━━━ Source data ━━━
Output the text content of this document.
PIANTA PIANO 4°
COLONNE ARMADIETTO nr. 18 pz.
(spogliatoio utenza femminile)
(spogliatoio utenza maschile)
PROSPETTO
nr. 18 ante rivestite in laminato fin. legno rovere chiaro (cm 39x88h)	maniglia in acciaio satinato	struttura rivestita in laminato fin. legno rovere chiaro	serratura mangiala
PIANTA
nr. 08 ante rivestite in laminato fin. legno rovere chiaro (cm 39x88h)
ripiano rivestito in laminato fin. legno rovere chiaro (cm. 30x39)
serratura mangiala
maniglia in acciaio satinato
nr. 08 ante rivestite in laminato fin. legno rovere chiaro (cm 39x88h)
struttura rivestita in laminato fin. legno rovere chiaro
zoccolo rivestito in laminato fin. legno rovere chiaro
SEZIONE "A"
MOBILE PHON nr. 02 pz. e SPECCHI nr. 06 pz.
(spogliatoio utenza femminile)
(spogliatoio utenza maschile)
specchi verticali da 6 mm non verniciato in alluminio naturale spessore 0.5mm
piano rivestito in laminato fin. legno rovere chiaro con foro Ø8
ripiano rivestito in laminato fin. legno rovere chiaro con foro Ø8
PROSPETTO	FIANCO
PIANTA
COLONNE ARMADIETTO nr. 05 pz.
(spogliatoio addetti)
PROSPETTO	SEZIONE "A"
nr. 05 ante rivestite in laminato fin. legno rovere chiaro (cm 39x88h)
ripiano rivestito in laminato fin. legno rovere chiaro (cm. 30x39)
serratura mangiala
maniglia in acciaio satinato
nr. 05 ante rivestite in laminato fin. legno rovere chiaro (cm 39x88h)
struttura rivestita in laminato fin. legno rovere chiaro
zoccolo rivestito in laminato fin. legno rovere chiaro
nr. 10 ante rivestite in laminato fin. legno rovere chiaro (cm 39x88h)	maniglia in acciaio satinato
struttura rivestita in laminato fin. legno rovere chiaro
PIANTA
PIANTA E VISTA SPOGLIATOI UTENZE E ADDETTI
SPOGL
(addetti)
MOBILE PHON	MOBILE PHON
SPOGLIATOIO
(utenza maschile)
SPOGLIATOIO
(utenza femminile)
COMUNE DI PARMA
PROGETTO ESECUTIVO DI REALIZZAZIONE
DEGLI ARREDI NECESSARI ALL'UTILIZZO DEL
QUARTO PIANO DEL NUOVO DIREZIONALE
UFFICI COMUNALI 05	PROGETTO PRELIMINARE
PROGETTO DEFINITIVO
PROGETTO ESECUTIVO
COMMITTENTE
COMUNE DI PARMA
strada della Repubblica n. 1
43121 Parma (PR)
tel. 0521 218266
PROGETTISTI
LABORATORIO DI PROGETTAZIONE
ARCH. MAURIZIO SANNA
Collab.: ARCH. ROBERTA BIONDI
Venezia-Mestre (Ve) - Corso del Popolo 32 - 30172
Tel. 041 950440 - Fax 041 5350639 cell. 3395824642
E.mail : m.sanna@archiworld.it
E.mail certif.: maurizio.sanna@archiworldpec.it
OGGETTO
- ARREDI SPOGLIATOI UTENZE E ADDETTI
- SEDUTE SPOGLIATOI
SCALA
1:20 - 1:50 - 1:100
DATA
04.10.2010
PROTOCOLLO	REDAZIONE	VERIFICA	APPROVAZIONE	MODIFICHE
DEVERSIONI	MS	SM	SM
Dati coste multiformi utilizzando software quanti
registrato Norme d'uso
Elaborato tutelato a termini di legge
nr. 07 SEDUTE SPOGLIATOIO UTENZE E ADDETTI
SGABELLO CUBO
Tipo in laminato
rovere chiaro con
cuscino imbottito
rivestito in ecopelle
━━━
- _What needs to be done_:
Please restate the whole listing word for word.

- _Task output_:
Output the text content of this document.
PIANTA PIANO 4°
COLONNE ARMADIETTO nr. 18 pz.
(spogliatoio utenza femminile)
(spogliatoio utenza maschile)
PROSPETTO
nr. 18 ante rivestite in laminato fin. legno rovere chiaro (cm 39x88h)	maniglia in acciaio satinato	struttura rivestita in laminato fin. legno rovere chiaro	serratura mangiala
PIANTA
nr. 08 ante rivestite in laminato fin. legno rovere chiaro (cm 39x88h)
ripiano rivestito in laminato fin. legno rovere chiaro (cm. 30x39)
serratura mangiala
maniglia in acciaio satinato
nr. 08 ante rivestite in laminato fin. legno rovere chiaro (cm 39x88h)
struttura rivestita in laminato fin. legno rovere chiaro
zoccolo rivestito in laminato fin. legno rovere chiaro
SEZIONE "A"
MOBILE PHON nr. 02 pz. e SPECCHI nr. 06 pz.
(spogliatoio utenza femminile)
(spogliatoio utenza maschile)
specchi verticali da 6 mm non verniciato in alluminio naturale spessore 0.5mm
piano rivestito in laminato fin. legno rovere chiaro con foro Ø8
ripiano rivestito in laminato fin. legno rovere chiaro con foro Ø8
PROSPETTO	FIANCO
PIANTA
COLONNE ARMADIETTO nr. 05 pz.
(spogliatoio addetti)
PROSPETTO	SEZIONE "A"
nr. 05 ante rivestite in laminato fin. legno rovere chiaro (cm 39x88h)
ripiano rivestito in laminato fin. legno rovere chiaro (cm. 30x39)
serratura mangiala
maniglia in acciaio satinato
nr. 05 ante rivestite in laminato fin. legno rovere chiaro (cm 39x88h)
struttura rivestita in laminato fin. legno rovere chiaro
zoccolo rivestito in laminato fin. legno rovere chiaro
nr. 10 ante rivestite in laminato fin. legno rovere chiaro (cm 39x88h)	maniglia in acciaio satinato
struttura rivestita in laminato fin. legno rovere chiaro
PIANTA
PIANTA E VISTA SPOGLIATOI UTENZE E ADDETTI
SPOGL
(addetti)
MOBILE PHON	MOBILE PHON
SPOGLIATOIO
(utenza maschile)
SPOGLIATOIO
(utenza femminile)
COMUNE DI PARMA
PROGETTO ESECUTIVO DI REALIZZAZIONE
DEGLI ARREDI NECESSARI ALL'UTILIZZO DEL
QUARTO PIANO DEL NUOVO DIREZIONALE
UFFICI COMUNALI 05	PROGETTO PRELIMINARE
PROGETTO DEFINITIVO
PROGETTO ESECUTIVO
COMMITTENTE
COMUNE DI PARMA
strada della Repubblica n. 1
43121 Parma (PR)
tel. 0521 218266
PROGETTISTI
LABORATORIO DI PROGETTAZIONE
ARCH. MAURIZIO SANNA
Collab.: ARCH. ROBERTA BIONDI
Venezia-Mestre (Ve) - Corso del Popolo 32 - 30172
Tel. 041 950440 - Fax 041 5350639 cell. 3395824642
E.mail : m.sanna@archiworld.it
E.mail certif.: maurizio.sanna@archiworldpec.it
OGGETTO
- ARREDI SPOGLIATOI UTENZE E ADDETTI
- SEDUTE SPOGLIATOI
SCALA
1:20 - 1:50 - 1:100
DATA
04.10.2010
PROTOCOLLO	REDAZIONE	VERIFICA	APPROVAZIONE	MODIFICHE
DEVERSIONI	MS	SM	SM
Dati coste multiformi utilizzando software quanti
registrato Norme d'uso
Elaborato tutelato a termini di legge
nr. 07 SEDUTE SPOGLIATOIO UTENZE E ADDETTI
SGABELLO CUBO
Tipo in laminato
rovere chiaro con
cuscino imbottito
rivestito in ecopelle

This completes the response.